### Stored data ###
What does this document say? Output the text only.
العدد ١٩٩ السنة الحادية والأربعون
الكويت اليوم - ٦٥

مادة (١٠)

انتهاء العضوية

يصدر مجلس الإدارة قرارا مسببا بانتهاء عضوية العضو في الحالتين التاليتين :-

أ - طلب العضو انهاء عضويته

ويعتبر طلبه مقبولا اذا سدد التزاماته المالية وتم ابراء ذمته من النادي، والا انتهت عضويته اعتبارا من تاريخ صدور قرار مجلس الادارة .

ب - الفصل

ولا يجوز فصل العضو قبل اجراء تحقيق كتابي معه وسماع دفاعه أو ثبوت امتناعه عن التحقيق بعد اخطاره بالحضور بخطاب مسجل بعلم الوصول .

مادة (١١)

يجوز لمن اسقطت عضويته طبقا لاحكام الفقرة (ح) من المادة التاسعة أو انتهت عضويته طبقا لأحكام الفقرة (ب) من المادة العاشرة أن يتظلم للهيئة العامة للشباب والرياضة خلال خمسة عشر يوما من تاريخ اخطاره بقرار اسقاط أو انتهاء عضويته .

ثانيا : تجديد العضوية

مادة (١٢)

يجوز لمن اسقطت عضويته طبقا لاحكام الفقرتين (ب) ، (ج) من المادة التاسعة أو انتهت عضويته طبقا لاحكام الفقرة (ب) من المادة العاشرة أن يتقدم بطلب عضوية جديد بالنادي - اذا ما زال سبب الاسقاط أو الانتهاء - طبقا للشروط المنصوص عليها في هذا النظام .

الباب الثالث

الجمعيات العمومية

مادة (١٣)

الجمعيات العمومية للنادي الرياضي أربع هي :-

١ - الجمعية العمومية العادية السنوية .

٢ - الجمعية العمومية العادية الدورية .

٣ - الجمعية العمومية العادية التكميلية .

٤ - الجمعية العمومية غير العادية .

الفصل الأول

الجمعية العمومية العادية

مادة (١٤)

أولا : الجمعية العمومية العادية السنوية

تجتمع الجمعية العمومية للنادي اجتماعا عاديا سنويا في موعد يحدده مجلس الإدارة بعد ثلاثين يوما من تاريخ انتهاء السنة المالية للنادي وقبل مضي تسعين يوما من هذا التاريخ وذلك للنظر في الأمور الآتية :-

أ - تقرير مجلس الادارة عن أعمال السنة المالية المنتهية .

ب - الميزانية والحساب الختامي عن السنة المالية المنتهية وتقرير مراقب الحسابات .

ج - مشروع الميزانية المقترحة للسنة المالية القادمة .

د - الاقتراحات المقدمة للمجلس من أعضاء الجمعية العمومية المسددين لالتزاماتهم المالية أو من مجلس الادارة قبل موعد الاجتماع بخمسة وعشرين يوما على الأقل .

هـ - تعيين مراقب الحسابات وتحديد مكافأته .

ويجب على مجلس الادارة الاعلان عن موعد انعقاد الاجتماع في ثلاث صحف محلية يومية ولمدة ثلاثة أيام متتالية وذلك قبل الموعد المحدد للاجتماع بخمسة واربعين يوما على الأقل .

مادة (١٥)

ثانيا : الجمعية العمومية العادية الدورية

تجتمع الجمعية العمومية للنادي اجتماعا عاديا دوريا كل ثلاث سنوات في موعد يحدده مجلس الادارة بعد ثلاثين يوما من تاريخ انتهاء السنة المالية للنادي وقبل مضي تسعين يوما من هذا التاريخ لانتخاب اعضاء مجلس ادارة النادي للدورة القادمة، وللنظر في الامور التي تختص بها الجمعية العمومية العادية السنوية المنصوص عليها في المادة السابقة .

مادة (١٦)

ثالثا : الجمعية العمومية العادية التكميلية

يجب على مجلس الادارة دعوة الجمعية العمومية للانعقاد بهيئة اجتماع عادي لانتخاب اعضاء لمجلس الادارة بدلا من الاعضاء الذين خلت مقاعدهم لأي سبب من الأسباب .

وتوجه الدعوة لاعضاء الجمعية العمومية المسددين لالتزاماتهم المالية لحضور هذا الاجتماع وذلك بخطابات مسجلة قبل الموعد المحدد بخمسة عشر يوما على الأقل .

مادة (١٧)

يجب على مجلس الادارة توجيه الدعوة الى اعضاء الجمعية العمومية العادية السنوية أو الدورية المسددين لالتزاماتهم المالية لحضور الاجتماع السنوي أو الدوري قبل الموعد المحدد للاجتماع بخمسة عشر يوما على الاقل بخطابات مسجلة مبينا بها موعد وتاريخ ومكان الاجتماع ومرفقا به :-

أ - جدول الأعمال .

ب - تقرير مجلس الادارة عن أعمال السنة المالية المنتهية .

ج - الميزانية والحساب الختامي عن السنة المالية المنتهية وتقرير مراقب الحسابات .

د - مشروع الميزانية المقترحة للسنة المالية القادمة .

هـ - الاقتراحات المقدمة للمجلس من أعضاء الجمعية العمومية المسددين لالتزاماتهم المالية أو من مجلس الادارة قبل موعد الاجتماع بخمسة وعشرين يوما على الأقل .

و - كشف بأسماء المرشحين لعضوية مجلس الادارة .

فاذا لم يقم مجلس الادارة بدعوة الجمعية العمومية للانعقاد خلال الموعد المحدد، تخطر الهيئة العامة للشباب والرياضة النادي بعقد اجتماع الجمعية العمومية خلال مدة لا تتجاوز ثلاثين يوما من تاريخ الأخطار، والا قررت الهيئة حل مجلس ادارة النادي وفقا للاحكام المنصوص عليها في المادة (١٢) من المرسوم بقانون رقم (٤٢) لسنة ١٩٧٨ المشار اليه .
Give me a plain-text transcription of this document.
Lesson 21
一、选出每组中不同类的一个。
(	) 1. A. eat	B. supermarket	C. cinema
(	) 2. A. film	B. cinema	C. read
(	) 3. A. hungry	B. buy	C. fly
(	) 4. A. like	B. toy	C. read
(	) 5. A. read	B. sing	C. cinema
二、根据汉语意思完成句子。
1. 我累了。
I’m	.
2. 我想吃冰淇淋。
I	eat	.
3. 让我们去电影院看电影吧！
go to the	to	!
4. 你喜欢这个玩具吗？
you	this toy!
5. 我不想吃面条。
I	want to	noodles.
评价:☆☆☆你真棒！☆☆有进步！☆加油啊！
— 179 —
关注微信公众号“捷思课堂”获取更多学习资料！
###
Work instructions: Quote every line from the line containing "Give me a plain-text" through the closing line of the listing, including both.

Output:
Give me a plain-text transcription of this document.
Lesson 21
一、选出每组中不同类的一个。
(	) 1. A. eat	B. supermarket	C. cinema
(	) 2. A. film	B. cinema	C. read
(	) 3. A. hungry	B. buy	C. fly
(	) 4. A. like	B. toy	C. read
(	) 5. A. read	B. sing	C. cinema
二、根据汉语意思完成句子。
1. 我累了。
I’m	.
2. 我想吃冰淇淋。
I	eat	.
3. 让我们去电影院看电影吧！
go to the	to	!
4. 你喜欢这个玩具吗？
you	this toy!
5. 我不想吃面条。
I	want to	noodles.
评价:☆☆☆你真棒！☆☆有进步！☆加油啊！
— 179 —
关注微信公众号“捷思课堂”获取更多学习资料！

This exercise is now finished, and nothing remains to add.